== Provided records
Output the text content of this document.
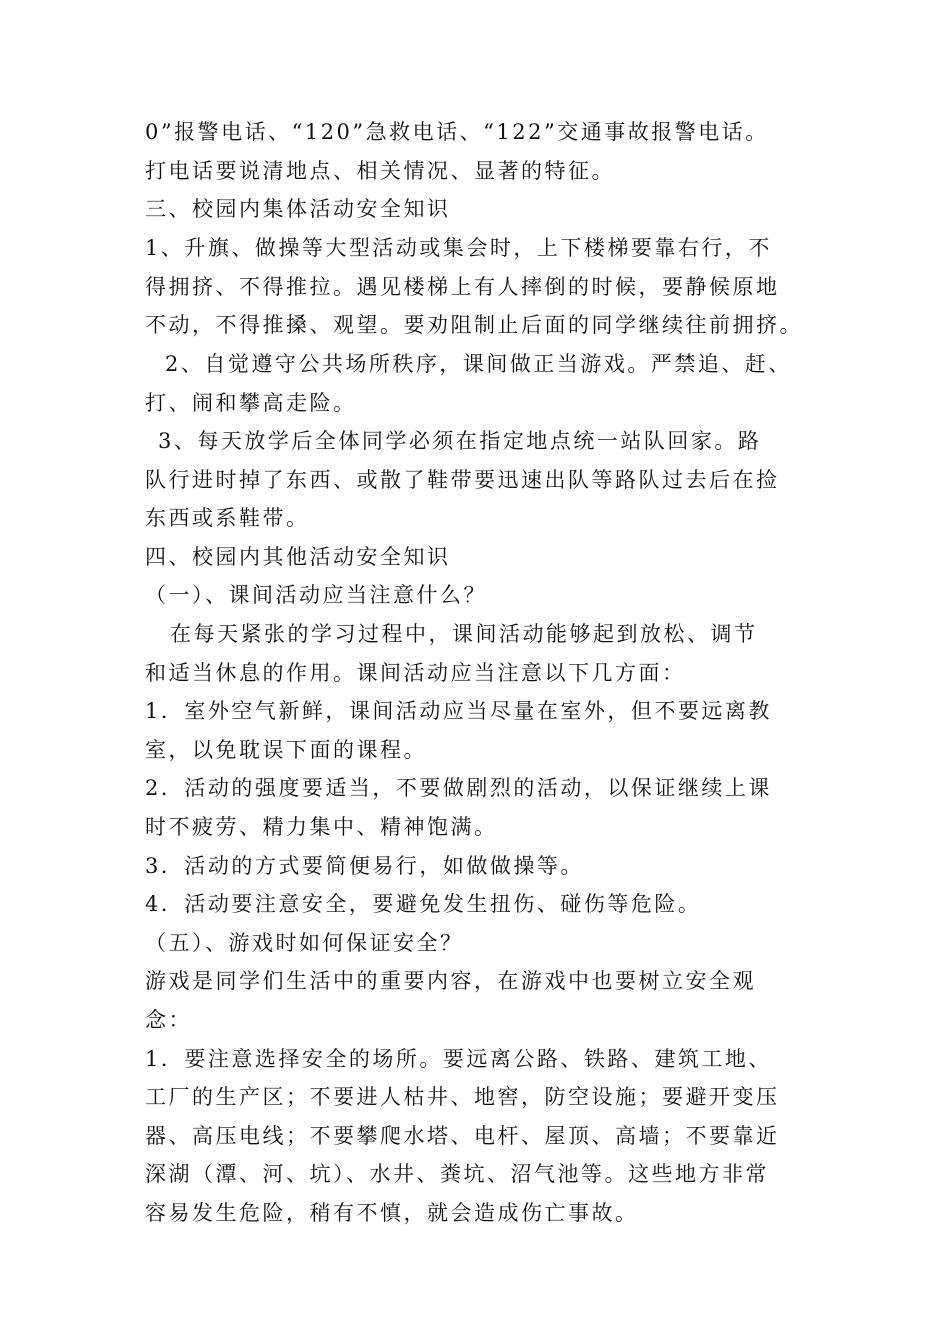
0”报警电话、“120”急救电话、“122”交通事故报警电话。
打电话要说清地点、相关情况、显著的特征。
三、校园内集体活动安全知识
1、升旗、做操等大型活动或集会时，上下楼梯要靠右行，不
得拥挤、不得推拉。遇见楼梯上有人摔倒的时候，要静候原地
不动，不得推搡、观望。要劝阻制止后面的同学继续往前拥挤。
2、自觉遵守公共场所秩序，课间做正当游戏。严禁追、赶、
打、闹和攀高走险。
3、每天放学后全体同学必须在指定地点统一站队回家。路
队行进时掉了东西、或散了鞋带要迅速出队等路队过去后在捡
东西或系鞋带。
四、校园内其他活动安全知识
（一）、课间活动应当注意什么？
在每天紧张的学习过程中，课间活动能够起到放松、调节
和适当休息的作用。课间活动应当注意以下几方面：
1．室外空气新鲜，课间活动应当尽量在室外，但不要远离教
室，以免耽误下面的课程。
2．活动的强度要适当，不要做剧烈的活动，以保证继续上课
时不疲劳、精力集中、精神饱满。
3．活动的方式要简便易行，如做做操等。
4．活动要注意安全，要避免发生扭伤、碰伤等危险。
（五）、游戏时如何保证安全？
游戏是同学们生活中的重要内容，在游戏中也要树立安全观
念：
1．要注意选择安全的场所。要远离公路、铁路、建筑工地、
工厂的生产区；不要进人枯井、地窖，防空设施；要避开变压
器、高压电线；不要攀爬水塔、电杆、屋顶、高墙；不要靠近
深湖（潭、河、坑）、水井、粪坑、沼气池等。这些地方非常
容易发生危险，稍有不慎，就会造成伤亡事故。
====
== Provided records
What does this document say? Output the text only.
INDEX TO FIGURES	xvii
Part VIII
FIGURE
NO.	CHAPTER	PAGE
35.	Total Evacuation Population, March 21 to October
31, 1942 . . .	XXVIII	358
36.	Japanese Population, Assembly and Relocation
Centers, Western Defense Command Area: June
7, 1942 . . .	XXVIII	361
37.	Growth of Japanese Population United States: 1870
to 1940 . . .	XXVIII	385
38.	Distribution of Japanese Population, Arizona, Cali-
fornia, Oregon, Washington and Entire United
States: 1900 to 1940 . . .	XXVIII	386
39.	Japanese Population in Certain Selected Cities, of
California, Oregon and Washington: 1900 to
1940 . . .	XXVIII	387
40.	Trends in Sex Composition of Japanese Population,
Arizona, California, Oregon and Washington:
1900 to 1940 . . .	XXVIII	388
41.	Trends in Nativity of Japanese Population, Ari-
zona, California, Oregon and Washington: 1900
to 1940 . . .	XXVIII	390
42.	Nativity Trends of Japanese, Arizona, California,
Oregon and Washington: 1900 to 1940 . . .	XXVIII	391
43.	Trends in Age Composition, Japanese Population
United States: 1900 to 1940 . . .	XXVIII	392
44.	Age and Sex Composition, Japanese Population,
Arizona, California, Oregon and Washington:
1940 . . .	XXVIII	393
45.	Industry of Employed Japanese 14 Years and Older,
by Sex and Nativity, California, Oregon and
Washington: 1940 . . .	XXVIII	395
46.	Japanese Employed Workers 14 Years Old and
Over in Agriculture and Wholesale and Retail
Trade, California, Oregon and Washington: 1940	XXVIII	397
====
→ Prompt
For the listing above, give the number of lines in which the string "Output" occurs, and nothing else.

→ Final answer
2